>> START THE DATA
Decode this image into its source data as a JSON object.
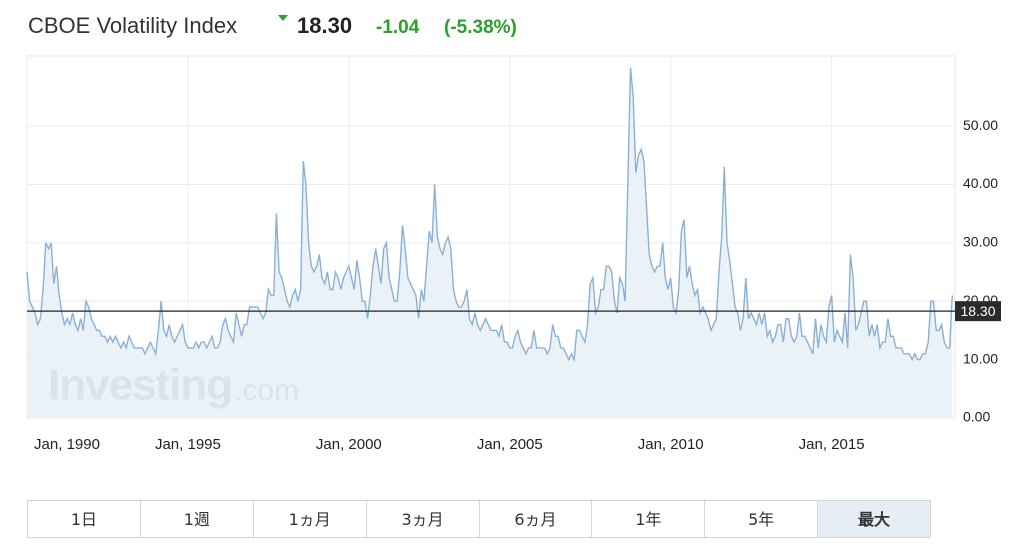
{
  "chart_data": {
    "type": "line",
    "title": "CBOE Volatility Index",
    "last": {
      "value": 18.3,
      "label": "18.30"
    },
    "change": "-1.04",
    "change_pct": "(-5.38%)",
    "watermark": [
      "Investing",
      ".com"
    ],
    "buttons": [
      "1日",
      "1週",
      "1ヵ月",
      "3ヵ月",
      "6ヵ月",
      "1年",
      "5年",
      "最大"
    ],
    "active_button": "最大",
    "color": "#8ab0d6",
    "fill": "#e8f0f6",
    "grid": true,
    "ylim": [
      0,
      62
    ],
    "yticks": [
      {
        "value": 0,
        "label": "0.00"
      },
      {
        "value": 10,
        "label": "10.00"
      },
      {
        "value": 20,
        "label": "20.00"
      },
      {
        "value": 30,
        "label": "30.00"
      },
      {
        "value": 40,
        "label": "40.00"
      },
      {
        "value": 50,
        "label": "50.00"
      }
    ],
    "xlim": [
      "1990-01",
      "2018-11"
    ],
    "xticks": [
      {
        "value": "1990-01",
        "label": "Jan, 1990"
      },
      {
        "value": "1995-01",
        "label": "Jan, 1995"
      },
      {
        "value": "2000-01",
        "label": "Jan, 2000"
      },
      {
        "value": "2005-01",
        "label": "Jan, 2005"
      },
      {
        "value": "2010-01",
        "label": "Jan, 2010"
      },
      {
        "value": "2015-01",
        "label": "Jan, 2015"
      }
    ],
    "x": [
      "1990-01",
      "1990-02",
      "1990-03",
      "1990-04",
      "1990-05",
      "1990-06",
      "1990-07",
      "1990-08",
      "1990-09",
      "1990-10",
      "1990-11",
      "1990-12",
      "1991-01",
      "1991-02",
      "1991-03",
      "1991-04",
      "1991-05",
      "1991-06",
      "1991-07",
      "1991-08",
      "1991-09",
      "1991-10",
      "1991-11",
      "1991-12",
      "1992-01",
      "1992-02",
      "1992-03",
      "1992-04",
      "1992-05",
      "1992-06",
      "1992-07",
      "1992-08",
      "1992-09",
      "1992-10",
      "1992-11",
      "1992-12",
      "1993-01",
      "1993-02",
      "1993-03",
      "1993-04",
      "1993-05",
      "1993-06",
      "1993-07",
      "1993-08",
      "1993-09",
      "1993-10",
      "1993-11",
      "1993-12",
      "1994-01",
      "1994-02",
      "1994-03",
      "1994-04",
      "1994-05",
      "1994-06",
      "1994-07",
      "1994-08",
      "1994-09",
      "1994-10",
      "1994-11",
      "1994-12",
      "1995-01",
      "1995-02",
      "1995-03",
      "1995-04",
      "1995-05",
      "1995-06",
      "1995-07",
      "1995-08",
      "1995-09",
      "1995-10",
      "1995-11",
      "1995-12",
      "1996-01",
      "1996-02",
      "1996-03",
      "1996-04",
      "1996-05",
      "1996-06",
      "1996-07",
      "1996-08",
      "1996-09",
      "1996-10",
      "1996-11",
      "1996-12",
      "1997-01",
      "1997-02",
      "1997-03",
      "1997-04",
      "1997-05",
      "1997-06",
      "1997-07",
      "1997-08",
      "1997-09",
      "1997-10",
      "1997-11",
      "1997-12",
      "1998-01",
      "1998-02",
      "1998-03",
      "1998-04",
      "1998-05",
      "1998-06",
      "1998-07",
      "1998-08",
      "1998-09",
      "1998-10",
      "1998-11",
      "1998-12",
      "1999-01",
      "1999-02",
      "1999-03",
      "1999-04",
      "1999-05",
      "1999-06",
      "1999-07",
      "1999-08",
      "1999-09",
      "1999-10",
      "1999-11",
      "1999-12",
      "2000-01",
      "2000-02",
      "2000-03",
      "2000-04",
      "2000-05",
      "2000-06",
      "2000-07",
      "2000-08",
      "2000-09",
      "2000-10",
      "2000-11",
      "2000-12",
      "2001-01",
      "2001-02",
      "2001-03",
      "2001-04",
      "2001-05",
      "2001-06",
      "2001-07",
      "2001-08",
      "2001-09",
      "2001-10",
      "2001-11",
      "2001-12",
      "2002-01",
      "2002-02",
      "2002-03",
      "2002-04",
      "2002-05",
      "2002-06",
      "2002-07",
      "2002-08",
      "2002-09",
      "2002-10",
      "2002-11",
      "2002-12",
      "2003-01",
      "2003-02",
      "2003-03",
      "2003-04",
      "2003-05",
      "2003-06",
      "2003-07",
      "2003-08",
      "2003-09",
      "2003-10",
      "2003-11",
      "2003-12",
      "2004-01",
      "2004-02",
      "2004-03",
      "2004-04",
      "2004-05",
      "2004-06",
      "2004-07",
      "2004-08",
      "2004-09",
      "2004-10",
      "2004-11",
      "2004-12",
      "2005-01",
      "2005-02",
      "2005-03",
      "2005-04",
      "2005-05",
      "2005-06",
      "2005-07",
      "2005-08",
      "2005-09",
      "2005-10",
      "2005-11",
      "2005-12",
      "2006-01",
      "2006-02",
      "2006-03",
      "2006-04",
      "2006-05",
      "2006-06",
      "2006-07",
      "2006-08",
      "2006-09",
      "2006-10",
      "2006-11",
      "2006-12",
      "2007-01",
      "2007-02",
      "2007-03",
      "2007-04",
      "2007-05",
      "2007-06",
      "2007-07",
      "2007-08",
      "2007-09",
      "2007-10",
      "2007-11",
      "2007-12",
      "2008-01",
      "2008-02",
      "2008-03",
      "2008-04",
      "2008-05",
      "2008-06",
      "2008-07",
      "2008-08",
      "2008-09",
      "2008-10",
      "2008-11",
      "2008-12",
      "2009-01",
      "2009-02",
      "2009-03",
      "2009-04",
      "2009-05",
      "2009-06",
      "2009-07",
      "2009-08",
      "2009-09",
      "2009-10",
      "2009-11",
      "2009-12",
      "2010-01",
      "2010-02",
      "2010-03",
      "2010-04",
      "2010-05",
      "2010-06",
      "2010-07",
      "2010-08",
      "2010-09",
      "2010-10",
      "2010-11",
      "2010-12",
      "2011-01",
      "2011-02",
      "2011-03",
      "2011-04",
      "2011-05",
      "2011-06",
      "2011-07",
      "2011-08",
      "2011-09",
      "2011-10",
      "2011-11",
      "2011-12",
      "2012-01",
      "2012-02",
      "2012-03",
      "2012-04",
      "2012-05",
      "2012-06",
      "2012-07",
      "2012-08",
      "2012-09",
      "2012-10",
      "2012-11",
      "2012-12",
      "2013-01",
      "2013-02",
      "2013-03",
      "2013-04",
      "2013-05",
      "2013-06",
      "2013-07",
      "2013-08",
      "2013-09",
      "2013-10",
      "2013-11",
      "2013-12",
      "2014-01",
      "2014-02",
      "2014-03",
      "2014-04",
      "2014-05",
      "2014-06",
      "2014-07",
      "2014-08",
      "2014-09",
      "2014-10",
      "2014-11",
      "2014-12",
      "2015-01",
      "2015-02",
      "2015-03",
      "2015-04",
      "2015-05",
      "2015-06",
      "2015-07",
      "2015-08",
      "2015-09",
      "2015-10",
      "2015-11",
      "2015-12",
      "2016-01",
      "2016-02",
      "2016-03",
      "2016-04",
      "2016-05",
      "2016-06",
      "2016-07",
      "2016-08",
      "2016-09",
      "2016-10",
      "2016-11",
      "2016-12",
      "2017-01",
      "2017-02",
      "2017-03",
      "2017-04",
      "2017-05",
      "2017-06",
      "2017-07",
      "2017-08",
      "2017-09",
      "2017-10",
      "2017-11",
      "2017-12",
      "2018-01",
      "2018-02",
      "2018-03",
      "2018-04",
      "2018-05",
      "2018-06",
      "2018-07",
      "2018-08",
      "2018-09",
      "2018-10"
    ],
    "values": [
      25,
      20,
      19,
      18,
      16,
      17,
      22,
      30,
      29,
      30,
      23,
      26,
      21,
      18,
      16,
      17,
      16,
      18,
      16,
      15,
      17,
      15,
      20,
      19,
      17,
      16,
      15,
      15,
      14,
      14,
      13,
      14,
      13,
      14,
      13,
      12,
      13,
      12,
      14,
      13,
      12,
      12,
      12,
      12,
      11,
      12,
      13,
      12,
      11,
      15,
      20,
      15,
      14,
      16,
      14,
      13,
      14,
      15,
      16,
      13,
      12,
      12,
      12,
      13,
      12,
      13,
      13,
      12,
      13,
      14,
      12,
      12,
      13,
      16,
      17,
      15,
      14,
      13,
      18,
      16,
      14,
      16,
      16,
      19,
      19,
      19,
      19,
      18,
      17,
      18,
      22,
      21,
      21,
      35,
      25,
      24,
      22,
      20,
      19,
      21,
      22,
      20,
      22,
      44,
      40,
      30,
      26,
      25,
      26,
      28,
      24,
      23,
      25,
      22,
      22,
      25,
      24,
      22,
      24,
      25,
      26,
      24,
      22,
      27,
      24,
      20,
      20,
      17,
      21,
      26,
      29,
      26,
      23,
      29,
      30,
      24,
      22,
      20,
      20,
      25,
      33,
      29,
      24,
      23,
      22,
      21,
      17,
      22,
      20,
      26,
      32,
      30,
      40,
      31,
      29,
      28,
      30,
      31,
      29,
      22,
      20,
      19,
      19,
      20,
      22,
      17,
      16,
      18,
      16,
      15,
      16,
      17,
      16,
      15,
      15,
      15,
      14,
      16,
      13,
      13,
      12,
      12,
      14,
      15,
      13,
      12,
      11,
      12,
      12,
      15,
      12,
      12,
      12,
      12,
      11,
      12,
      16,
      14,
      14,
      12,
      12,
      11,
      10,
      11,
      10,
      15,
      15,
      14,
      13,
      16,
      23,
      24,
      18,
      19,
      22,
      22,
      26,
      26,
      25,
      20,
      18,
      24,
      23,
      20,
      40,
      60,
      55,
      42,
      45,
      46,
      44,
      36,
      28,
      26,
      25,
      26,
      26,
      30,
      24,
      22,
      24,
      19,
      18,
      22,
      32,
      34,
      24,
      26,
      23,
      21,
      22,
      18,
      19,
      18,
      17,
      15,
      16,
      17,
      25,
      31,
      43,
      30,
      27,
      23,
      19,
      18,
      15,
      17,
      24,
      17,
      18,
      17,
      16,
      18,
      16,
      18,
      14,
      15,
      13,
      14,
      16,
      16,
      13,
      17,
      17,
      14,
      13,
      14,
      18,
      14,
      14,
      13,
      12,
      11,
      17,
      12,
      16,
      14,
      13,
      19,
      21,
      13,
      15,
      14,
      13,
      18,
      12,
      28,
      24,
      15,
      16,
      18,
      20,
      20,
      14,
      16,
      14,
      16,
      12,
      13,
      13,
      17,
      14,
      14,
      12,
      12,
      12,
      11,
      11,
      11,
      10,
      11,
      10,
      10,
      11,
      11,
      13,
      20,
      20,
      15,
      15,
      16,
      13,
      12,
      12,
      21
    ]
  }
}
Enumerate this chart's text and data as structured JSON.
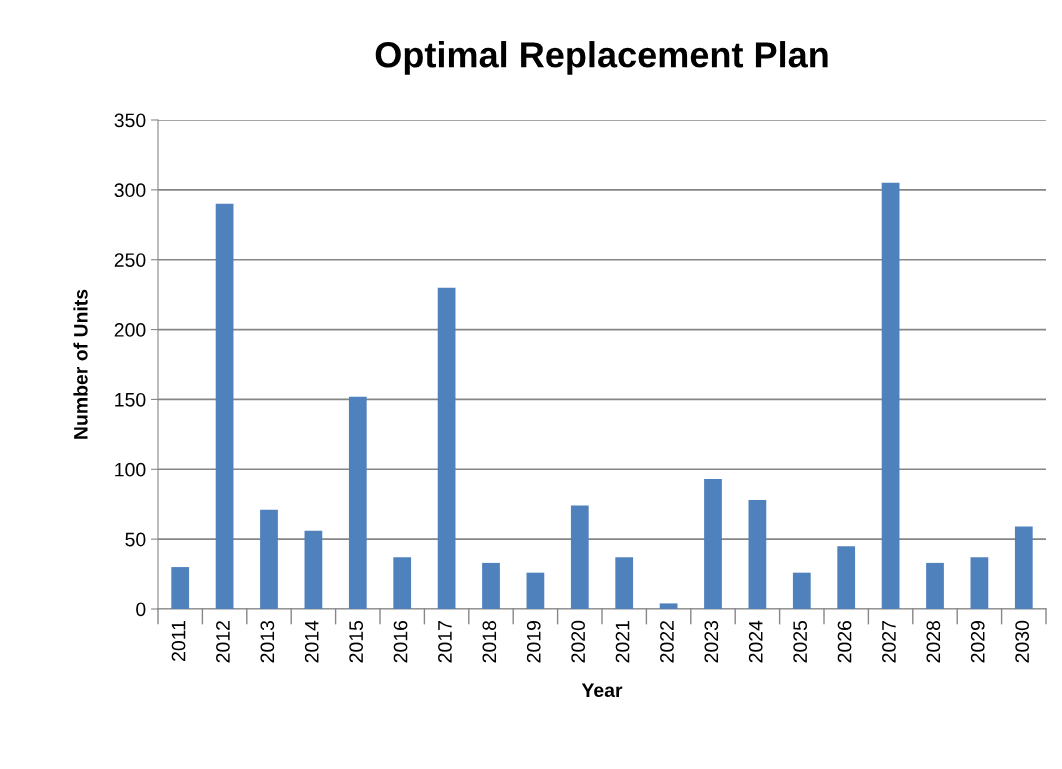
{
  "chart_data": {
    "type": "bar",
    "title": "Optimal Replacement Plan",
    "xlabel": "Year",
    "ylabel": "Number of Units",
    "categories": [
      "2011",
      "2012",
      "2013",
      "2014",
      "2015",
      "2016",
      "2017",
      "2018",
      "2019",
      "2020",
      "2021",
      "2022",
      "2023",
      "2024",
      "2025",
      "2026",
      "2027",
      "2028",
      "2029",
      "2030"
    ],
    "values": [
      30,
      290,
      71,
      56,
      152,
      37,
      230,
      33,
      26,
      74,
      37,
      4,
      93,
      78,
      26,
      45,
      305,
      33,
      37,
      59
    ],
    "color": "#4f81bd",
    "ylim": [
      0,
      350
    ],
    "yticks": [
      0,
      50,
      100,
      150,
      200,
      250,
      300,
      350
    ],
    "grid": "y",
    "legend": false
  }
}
>> END THE DATA
> **WRITTEN REQUEST**
Take the line that contains "Enumerate this chart's" as the first and the last line of the records as the end, and please quote those lines exactly, pictures omitted.

> **TASK RESULT**
Enumerate this chart's text and data as structured JSON.
{
  "chart_data": {
    "type": "bar",
    "title": "Optimal Replacement Plan",
    "xlabel": "Year",
    "ylabel": "Number of Units",
    "categories": [
      "2011",
      "2012",
      "2013",
      "2014",
      "2015",
      "2016",
      "2017",
      "2018",
      "2019",
      "2020",
      "2021",
      "2022",
      "2023",
      "2024",
      "2025",
      "2026",
      "2027",
      "2028",
      "2029",
      "2030"
    ],
    "values": [
      30,
      290,
      71,
      56,
      152,
      37,
      230,
      33,
      26,
      74,
      37,
      4,
      93,
      78,
      26,
      45,
      305,
      33,
      37,
      59
    ],
    "color": "#4f81bd",
    "ylim": [
      0,
      350
    ],
    "yticks": [
      0,
      50,
      100,
      150,
      200,
      250,
      300,
      350
    ],
    "grid": "y",
    "legend": false
  }
}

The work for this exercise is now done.